Task instructions:
Search the listing below for the string "description" and show each line that contains it.

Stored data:
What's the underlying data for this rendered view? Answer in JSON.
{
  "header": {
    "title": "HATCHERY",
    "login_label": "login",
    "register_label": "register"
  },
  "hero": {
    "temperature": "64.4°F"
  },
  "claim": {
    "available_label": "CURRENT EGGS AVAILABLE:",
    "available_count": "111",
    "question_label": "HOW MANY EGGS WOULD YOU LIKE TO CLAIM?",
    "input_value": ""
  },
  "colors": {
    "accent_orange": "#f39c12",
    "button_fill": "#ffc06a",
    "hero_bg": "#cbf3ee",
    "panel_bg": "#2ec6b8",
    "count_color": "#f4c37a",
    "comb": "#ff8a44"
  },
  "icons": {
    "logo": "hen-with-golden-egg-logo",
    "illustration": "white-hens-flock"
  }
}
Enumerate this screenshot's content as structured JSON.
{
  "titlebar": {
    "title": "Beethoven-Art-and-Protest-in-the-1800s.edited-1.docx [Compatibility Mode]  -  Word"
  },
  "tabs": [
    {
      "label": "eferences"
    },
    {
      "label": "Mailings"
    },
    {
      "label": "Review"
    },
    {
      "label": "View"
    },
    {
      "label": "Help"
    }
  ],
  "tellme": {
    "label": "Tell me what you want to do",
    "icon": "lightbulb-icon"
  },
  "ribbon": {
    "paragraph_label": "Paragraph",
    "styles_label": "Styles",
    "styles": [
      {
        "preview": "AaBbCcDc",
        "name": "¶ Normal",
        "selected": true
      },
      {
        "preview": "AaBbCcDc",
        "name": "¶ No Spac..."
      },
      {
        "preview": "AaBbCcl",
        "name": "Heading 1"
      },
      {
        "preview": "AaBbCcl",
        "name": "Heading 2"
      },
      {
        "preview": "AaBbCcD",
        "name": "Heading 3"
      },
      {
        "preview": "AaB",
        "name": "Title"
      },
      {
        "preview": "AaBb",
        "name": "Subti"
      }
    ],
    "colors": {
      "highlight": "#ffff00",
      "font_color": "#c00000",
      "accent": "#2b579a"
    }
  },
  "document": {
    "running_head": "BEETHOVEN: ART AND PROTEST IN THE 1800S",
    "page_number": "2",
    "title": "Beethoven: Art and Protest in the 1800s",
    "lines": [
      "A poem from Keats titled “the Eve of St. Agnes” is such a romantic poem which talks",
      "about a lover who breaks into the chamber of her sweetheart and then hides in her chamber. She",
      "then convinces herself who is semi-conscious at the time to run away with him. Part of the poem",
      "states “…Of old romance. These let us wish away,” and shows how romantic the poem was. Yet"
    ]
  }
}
* * *
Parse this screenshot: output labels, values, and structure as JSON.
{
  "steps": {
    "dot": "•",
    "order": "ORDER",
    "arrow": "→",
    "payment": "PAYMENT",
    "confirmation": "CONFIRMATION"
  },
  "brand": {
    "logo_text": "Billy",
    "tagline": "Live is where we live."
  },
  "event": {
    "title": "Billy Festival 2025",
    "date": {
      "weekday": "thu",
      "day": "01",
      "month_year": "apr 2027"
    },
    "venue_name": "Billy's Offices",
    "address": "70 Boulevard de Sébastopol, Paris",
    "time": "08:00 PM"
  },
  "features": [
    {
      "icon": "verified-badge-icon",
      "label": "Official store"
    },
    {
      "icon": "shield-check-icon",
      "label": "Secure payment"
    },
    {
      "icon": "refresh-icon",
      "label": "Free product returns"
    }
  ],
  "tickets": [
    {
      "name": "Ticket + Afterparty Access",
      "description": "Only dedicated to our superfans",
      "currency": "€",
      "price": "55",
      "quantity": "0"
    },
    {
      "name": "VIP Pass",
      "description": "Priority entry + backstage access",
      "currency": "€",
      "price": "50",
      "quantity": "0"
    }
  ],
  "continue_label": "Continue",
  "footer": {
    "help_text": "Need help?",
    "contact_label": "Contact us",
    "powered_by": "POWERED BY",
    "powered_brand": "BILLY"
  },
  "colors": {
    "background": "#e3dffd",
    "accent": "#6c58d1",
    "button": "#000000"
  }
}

Solved exercise:
      "description": "Only dedicated to our superfans",
      "description": "Priority entry + backstage access",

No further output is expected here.